* [EXERCISE MATERIAL]
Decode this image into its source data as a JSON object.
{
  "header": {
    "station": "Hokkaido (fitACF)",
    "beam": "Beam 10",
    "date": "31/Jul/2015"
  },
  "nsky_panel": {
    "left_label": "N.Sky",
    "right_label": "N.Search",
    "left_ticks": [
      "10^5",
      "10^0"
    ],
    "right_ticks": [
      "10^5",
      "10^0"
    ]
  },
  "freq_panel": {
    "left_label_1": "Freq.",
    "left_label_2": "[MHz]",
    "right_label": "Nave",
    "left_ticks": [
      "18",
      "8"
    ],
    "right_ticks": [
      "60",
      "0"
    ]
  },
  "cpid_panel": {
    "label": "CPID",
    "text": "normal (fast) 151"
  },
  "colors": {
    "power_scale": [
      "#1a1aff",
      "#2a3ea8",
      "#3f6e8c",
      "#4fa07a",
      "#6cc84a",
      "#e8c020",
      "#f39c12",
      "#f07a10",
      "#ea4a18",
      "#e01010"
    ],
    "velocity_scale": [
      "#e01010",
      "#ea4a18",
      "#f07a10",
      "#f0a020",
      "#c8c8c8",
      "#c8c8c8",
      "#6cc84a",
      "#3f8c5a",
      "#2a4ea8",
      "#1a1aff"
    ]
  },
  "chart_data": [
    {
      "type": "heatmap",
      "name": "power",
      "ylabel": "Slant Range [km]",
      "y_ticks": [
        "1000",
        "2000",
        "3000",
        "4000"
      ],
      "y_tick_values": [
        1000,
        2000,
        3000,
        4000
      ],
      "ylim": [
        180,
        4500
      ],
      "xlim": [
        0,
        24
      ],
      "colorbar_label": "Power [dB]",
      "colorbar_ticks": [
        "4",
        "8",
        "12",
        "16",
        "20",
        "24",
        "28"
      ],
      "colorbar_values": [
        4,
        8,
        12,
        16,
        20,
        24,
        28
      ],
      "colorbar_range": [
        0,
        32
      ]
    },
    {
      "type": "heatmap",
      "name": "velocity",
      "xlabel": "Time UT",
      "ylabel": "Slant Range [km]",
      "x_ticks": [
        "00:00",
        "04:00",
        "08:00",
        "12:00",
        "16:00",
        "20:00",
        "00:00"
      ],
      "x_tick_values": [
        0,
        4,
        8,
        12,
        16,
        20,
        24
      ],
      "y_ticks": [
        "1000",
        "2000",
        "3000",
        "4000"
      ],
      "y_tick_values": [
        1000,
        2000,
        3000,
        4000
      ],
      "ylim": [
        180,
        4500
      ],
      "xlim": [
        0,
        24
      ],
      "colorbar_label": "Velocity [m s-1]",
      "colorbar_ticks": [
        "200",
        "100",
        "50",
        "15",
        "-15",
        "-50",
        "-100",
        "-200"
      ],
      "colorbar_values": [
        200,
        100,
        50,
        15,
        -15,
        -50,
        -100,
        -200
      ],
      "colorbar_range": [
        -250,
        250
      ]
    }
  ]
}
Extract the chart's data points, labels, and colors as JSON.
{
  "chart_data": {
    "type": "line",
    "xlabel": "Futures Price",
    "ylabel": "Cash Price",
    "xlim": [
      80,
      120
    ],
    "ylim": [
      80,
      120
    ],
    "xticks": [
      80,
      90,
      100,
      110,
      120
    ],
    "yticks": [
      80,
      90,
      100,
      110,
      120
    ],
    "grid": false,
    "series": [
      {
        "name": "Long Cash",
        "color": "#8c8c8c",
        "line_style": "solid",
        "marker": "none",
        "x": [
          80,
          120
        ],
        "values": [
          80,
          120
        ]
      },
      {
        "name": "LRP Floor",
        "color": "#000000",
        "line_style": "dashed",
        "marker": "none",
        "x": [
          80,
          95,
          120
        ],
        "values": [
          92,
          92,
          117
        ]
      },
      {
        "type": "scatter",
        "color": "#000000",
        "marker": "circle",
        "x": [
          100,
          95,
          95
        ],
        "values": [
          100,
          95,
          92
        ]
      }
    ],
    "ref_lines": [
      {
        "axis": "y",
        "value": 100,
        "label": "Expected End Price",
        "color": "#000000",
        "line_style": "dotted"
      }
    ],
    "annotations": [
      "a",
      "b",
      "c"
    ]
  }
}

* [TO BE DONE]
Write out every entry verbatim.

* [FINISHED EXERCISE]
Decode this image into its source data as a JSON object.
{
  "header": {
    "station": "Hokkaido (fitACF)",
    "beam": "Beam 10",
    "date": "31/Jul/2015"
  },
  "nsky_panel": {
    "left_label": "N.Sky",
    "right_label": "N.Search",
    "left_ticks": [
      "10^5",
      "10^0"
    ],
    "right_ticks": [
      "10^5",
      "10^0"
    ]
  },
  "freq_panel": {
    "left_label_1": "Freq.",
    "left_label_2": "[MHz]",
    "right_label": "Nave",
    "left_ticks": [
      "18",
      "8"
    ],
    "right_ticks": [
      "60",
      "0"
    ]
  },
  "cpid_panel": {
    "label": "CPID",
    "text": "normal (fast) 151"
  },
  "colors": {
    "power_scale": [
      "#1a1aff",
      "#2a3ea8",
      "#3f6e8c",
      "#4fa07a",
      "#6cc84a",
      "#e8c020",
      "#f39c12",
      "#f07a10",
      "#ea4a18",
      "#e01010"
    ],
    "velocity_scale": [
      "#e01010",
      "#ea4a18",
      "#f07a10",
      "#f0a020",
      "#c8c8c8",
      "#c8c8c8",
      "#6cc84a",
      "#3f8c5a",
      "#2a4ea8",
      "#1a1aff"
    ]
  },
  "chart_data": [
    {
      "type": "heatmap",
      "name": "power",
      "ylabel": "Slant Range [km]",
      "y_ticks": [
        "1000",
        "2000",
        "3000",
        "4000"
      ],
      "y_tick_values": [
        1000,
        2000,
        3000,
        4000
      ],
      "ylim": [
        180,
        4500
      ],
      "xlim": [
        0,
        24
      ],
      "colorbar_label": "Power [dB]",
      "colorbar_ticks": [
        "4",
        "8",
        "12",
        "16",
        "20",
        "24",
        "28"
      ],
      "colorbar_values": [
        4,
        8,
        12,
        16,
        20,
        24,
        28
      ],
      "colorbar_range": [
        0,
        32
      ]
    },
    {
      "type": "heatmap",
      "name": "velocity",
      "xlabel": "Time UT",
      "ylabel": "Slant Range [km]",
      "x_ticks": [
        "00:00",
        "04:00",
        "08:00",
        "12:00",
        "16:00",
        "20:00",
        "00:00"
      ],
      "x_tick_values": [
        0,
        4,
        8,
        12,
        16,
        20,
        24
      ],
      "y_ticks": [
        "1000",
        "2000",
        "3000",
        "4000"
      ],
      "y_tick_values": [
        1000,
        2000,
        3000,
        4000
      ],
      "ylim": [
        180,
        4500
      ],
      "xlim": [
        0,
        24
      ],
      "colorbar_label": "Velocity [m s-1]",
      "colorbar_ticks": [
        "200",
        "100",
        "50",
        "15",
        "-15",
        "-50",
        "-100",
        "-200"
      ],
      "colorbar_values": [
        200,
        100,
        50,
        15,
        -15,
        -50,
        -100,
        -200
      ],
      "colorbar_range": [
        -250,
        250
      ]
    }
  ]
}
Extract the chart's data points, labels, and colors as JSON.
{
  "chart_data": {
    "type": "line",
    "xlabel": "Futures Price",
    "ylabel": "Cash Price",
    "xlim": [
      80,
      120
    ],
    "ylim": [
      80,
      120
    ],
    "xticks": [
      80,
      90,
      100,
      110,
      120
    ],
    "yticks": [
      80,
      90,
      100,
      110,
      120
    ],
    "grid": false,
    "series": [
      {
        "name": "Long Cash",
        "color": "#8c8c8c",
        "line_style": "solid",
        "marker": "none",
        "x": [
          80,
          120
        ],
        "values": [
          80,
          120
        ]
      },
      {
        "name": "LRP Floor",
        "color": "#000000",
        "line_style": "dashed",
        "marker": "none",
        "x": [
          80,
          95,
          120
        ],
        "values": [
          92,
          92,
          117
        ]
      },
      {
        "type": "scatter",
        "color": "#000000",
        "marker": "circle",
        "x": [
          100,
          95,
          95
        ],
        "values": [
          100,
          95,
          92
        ]
      }
    ],
    "ref_lines": [
      {
        "axis": "y",
        "value": 100,
        "label": "Expected End Price",
        "color": "#000000",
        "line_style": "dotted"
      }
    ],
    "annotations": [
      "a",
      "b",
      "c"
    ]
  }
}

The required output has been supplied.